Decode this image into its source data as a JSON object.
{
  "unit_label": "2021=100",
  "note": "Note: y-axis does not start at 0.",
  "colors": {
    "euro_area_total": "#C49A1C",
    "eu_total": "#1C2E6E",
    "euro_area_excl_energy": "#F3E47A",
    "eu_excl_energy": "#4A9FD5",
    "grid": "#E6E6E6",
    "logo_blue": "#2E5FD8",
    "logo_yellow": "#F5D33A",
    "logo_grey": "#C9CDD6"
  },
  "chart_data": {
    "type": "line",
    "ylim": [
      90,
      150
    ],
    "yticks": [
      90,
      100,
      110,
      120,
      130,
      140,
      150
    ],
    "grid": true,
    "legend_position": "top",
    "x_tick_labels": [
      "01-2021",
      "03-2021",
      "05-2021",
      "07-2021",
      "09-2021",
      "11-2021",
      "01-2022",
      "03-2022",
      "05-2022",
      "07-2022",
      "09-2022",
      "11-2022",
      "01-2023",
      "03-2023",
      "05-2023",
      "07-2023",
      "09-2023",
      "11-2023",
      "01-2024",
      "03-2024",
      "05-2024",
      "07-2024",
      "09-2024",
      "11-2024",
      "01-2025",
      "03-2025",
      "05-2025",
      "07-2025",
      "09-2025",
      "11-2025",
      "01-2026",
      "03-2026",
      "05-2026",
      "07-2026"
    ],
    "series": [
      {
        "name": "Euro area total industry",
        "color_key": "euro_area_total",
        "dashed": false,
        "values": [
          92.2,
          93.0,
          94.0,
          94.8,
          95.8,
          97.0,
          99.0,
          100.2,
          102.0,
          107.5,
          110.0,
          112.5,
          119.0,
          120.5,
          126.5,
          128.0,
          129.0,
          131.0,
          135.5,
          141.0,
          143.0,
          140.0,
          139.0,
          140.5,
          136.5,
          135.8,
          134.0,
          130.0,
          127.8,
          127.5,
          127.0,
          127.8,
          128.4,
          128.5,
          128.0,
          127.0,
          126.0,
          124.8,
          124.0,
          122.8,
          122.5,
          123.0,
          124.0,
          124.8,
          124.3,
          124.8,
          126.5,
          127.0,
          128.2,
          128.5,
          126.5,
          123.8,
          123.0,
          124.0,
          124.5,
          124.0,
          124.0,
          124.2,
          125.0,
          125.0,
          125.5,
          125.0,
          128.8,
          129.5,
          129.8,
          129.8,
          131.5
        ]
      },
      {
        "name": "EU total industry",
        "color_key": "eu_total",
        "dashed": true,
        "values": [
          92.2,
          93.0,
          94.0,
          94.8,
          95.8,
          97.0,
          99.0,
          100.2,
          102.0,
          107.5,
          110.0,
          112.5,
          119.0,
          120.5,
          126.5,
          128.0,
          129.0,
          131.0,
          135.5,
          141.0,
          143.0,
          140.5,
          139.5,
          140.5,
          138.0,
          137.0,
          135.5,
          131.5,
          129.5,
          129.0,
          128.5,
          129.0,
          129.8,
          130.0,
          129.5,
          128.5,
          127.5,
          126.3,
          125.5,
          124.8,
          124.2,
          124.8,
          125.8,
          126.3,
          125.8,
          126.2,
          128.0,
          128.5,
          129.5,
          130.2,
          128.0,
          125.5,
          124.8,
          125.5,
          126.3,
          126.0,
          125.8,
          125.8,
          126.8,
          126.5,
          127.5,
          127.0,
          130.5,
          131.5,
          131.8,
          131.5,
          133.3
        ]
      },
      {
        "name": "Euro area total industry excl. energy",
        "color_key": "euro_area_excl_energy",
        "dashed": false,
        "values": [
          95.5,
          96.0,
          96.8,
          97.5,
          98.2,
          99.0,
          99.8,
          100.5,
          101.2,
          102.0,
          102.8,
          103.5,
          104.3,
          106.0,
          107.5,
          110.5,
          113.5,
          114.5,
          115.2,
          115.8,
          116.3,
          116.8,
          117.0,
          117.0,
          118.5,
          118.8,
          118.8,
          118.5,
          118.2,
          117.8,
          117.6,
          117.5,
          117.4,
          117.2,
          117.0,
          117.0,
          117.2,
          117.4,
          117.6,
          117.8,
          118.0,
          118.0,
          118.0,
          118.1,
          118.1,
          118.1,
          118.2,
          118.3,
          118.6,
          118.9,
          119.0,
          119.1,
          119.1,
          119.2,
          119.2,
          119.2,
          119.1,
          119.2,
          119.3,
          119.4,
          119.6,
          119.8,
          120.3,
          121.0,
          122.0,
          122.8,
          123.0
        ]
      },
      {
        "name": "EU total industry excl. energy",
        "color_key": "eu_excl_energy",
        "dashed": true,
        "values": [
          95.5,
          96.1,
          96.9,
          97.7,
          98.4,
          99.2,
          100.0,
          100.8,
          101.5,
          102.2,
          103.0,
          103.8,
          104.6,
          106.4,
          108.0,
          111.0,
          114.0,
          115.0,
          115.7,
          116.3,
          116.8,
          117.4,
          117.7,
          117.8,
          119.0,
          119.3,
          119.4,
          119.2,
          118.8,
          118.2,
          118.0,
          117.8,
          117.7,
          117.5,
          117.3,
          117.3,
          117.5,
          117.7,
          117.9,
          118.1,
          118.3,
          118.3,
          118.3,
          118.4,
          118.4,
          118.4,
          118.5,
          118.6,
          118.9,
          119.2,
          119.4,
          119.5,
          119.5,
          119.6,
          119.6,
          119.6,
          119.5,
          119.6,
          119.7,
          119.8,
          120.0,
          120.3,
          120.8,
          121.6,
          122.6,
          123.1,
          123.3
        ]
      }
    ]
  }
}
::::::
Short problem
Write out every entry again, keeping each line exactly the same.

Output for this exercise
Decode this image into its source data as a JSON object.
{
  "unit_label": "2021=100",
  "note": "Note: y-axis does not start at 0.",
  "colors": {
    "euro_area_total": "#C49A1C",
    "eu_total": "#1C2E6E",
    "euro_area_excl_energy": "#F3E47A",
    "eu_excl_energy": "#4A9FD5",
    "grid": "#E6E6E6",
    "logo_blue": "#2E5FD8",
    "logo_yellow": "#F5D33A",
    "logo_grey": "#C9CDD6"
  },
  "chart_data": {
    "type": "line",
    "ylim": [
      90,
      150
    ],
    "yticks": [
      90,
      100,
      110,
      120,
      130,
      140,
      150
    ],
    "grid": true,
    "legend_position": "top",
    "x_tick_labels": [
      "01-2021",
      "03-2021",
      "05-2021",
      "07-2021",
      "09-2021",
      "11-2021",
      "01-2022",
      "03-2022",
      "05-2022",
      "07-2022",
      "09-2022",
      "11-2022",
      "01-2023",
      "03-2023",
      "05-2023",
      "07-2023",
      "09-2023",
      "11-2023",
      "01-2024",
      "03-2024",
      "05-2024",
      "07-2024",
      "09-2024",
      "11-2024",
      "01-2025",
      "03-2025",
      "05-2025",
      "07-2025",
      "09-2025",
      "11-2025",
      "01-2026",
      "03-2026",
      "05-2026",
      "07-2026"
    ],
    "series": [
      {
        "name": "Euro area total industry",
        "color_key": "euro_area_total",
        "dashed": false,
        "values": [
          92.2,
          93.0,
          94.0,
          94.8,
          95.8,
          97.0,
          99.0,
          100.2,
          102.0,
          107.5,
          110.0,
          112.5,
          119.0,
          120.5,
          126.5,
          128.0,
          129.0,
          131.0,
          135.5,
          141.0,
          143.0,
          140.0,
          139.0,
          140.5,
          136.5,
          135.8,
          134.0,
          130.0,
          127.8,
          127.5,
          127.0,
          127.8,
          128.4,
          128.5,
          128.0,
          127.0,
          126.0,
          124.8,
          124.0,
          122.8,
          122.5,
          123.0,
          124.0,
          124.8,
          124.3,
          124.8,
          126.5,
          127.0,
          128.2,
          128.5,
          126.5,
          123.8,
          123.0,
          124.0,
          124.5,
          124.0,
          124.0,
          124.2,
          125.0,
          125.0,
          125.5,
          125.0,
          128.8,
          129.5,
          129.8,
          129.8,
          131.5
        ]
      },
      {
        "name": "EU total industry",
        "color_key": "eu_total",
        "dashed": true,
        "values": [
          92.2,
          93.0,
          94.0,
          94.8,
          95.8,
          97.0,
          99.0,
          100.2,
          102.0,
          107.5,
          110.0,
          112.5,
          119.0,
          120.5,
          126.5,
          128.0,
          129.0,
          131.0,
          135.5,
          141.0,
          143.0,
          140.5,
          139.5,
          140.5,
          138.0,
          137.0,
          135.5,
          131.5,
          129.5,
          129.0,
          128.5,
          129.0,
          129.8,
          130.0,
          129.5,
          128.5,
          127.5,
          126.3,
          125.5,
          124.8,
          124.2,
          124.8,
          125.8,
          126.3,
          125.8,
          126.2,
          128.0,
          128.5,
          129.5,
          130.2,
          128.0,
          125.5,
          124.8,
          125.5,
          126.3,
          126.0,
          125.8,
          125.8,
          126.8,
          126.5,
          127.5,
          127.0,
          130.5,
          131.5,
          131.8,
          131.5,
          133.3
        ]
      },
      {
        "name": "Euro area total industry excl. energy",
        "color_key": "euro_area_excl_energy",
        "dashed": false,
        "values": [
          95.5,
          96.0,
          96.8,
          97.5,
          98.2,
          99.0,
          99.8,
          100.5,
          101.2,
          102.0,
          102.8,
          103.5,
          104.3,
          106.0,
          107.5,
          110.5,
          113.5,
          114.5,
          115.2,
          115.8,
          116.3,
          116.8,
          117.0,
          117.0,
          118.5,
          118.8,
          118.8,
          118.5,
          118.2,
          117.8,
          117.6,
          117.5,
          117.4,
          117.2,
          117.0,
          117.0,
          117.2,
          117.4,
          117.6,
          117.8,
          118.0,
          118.0,
          118.0,
          118.1,
          118.1,
          118.1,
          118.2,
          118.3,
          118.6,
          118.9,
          119.0,
          119.1,
          119.1,
          119.2,
          119.2,
          119.2,
          119.1,
          119.2,
          119.3,
          119.4,
          119.6,
          119.8,
          120.3,
          121.0,
          122.0,
          122.8,
          123.0
        ]
      },
      {
        "name": "EU total industry excl. energy",
        "color_key": "eu_excl_energy",
        "dashed": true,
        "values": [
          95.5,
          96.1,
          96.9,
          97.7,
          98.4,
          99.2,
          100.0,
          100.8,
          101.5,
          102.2,
          103.0,
          103.8,
          104.6,
          106.4,
          108.0,
          111.0,
          114.0,
          115.0,
          115.7,
          116.3,
          116.8,
          117.4,
          117.7,
          117.8,
          119.0,
          119.3,
          119.4,
          119.2,
          118.8,
          118.2,
          118.0,
          117.8,
          117.7,
          117.5,
          117.3,
          117.3,
          117.5,
          117.7,
          117.9,
          118.1,
          118.3,
          118.3,
          118.3,
          118.4,
          118.4,
          118.4,
          118.5,
          118.6,
          118.9,
          119.2,
          119.4,
          119.5,
          119.5,
          119.6,
          119.6,
          119.6,
          119.5,
          119.6,
          119.7,
          119.8,
          120.0,
          120.3,
          120.8,
          121.6,
          122.6,
          123.1,
          123.3
        ]
      }
    ]
  }
}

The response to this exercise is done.